§ Task to carry out
Could you write out every entry exactly as it stands?

§ Supplied records
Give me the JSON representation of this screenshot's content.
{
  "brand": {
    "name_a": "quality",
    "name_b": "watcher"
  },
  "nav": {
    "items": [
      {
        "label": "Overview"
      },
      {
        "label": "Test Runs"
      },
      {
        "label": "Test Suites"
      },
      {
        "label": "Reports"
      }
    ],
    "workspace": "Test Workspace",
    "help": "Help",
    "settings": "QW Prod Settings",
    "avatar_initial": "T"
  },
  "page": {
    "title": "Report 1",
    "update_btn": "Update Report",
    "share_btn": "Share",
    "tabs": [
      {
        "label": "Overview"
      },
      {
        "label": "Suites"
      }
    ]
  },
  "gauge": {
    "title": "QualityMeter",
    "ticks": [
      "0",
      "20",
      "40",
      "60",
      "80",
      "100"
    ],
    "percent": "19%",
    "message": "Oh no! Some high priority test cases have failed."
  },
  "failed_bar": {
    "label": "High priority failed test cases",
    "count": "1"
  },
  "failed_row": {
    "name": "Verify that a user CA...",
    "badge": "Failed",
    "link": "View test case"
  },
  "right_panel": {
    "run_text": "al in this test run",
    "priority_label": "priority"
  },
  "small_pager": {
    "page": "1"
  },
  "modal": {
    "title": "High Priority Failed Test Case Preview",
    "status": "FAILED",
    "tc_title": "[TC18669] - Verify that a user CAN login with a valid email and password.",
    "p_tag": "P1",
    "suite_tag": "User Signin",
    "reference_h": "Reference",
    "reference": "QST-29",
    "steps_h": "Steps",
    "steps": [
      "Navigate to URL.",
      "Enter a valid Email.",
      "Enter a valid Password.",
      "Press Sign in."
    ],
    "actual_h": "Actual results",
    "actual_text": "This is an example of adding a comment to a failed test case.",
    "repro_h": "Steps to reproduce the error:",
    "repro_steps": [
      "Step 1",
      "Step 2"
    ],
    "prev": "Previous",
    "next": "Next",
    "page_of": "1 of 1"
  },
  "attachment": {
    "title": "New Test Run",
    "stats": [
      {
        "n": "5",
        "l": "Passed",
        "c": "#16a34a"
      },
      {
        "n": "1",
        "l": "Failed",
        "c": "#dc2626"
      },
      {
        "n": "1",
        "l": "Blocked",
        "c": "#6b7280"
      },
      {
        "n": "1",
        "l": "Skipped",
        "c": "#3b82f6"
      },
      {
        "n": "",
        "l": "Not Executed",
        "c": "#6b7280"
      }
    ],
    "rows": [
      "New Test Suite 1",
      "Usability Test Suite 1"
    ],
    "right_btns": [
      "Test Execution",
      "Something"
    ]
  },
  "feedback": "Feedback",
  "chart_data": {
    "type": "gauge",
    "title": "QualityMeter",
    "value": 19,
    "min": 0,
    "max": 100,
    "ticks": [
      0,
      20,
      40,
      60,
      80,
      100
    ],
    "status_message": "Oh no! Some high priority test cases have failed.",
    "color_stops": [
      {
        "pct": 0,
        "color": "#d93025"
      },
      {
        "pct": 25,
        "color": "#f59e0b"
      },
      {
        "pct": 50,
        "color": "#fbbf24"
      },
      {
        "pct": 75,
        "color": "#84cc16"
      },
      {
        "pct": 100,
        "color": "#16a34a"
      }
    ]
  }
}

§ Response for this exercise
Give me the JSON representation of this screenshot's content.
{
  "brand": {
    "name_a": "quality",
    "name_b": "watcher"
  },
  "nav": {
    "items": [
      {
        "label": "Overview"
      },
      {
        "label": "Test Runs"
      },
      {
        "label": "Test Suites"
      },
      {
        "label": "Reports"
      }
    ],
    "workspace": "Test Workspace",
    "help": "Help",
    "settings": "QW Prod Settings",
    "avatar_initial": "T"
  },
  "page": {
    "title": "Report 1",
    "update_btn": "Update Report",
    "share_btn": "Share",
    "tabs": [
      {
        "label": "Overview"
      },
      {
        "label": "Suites"
      }
    ]
  },
  "gauge": {
    "title": "QualityMeter",
    "ticks": [
      "0",
      "20",
      "40",
      "60",
      "80",
      "100"
    ],
    "percent": "19%",
    "message": "Oh no! Some high priority test cases have failed."
  },
  "failed_bar": {
    "label": "High priority failed test cases",
    "count": "1"
  },
  "failed_row": {
    "name": "Verify that a user CA...",
    "badge": "Failed",
    "link": "View test case"
  },
  "right_panel": {
    "run_text": "al in this test run",
    "priority_label": "priority"
  },
  "small_pager": {
    "page": "1"
  },
  "modal": {
    "title": "High Priority Failed Test Case Preview",
    "status": "FAILED",
    "tc_title": "[TC18669] - Verify that a user CAN login with a valid email and password.",
    "p_tag": "P1",
    "suite_tag": "User Signin",
    "reference_h": "Reference",
    "reference": "QST-29",
    "steps_h": "Steps",
    "steps": [
      "Navigate to URL.",
      "Enter a valid Email.",
      "Enter a valid Password.",
      "Press Sign in."
    ],
    "actual_h": "Actual results",
    "actual_text": "This is an example of adding a comment to a failed test case.",
    "repro_h": "Steps to reproduce the error:",
    "repro_steps": [
      "Step 1",
      "Step 2"
    ],
    "prev": "Previous",
    "next": "Next",
    "page_of": "1 of 1"
  },
  "attachment": {
    "title": "New Test Run",
    "stats": [
      {
        "n": "5",
        "l": "Passed",
        "c": "#16a34a"
      },
      {
        "n": "1",
        "l": "Failed",
        "c": "#dc2626"
      },
      {
        "n": "1",
        "l": "Blocked",
        "c": "#6b7280"
      },
      {
        "n": "1",
        "l": "Skipped",
        "c": "#3b82f6"
      },
      {
        "n": "",
        "l": "Not Executed",
        "c": "#6b7280"
      }
    ],
    "rows": [
      "New Test Suite 1",
      "Usability Test Suite 1"
    ],
    "right_btns": [
      "Test Execution",
      "Something"
    ]
  },
  "feedback": "Feedback",
  "chart_data": {
    "type": "gauge",
    "title": "QualityMeter",
    "value": 19,
    "min": 0,
    "max": 100,
    "ticks": [
      0,
      20,
      40,
      60,
      80,
      100
    ],
    "status_message": "Oh no! Some high priority test cases have failed.",
    "color_stops": [
      {
        "pct": 0,
        "color": "#d93025"
      },
      {
        "pct": 25,
        "color": "#f59e0b"
      },
      {
        "pct": 50,
        "color": "#fbbf24"
      },
      {
        "pct": 75,
        "color": "#84cc16"
      },
      {
        "pct": 100,
        "color": "#16a34a"
      }
    ]
  }
}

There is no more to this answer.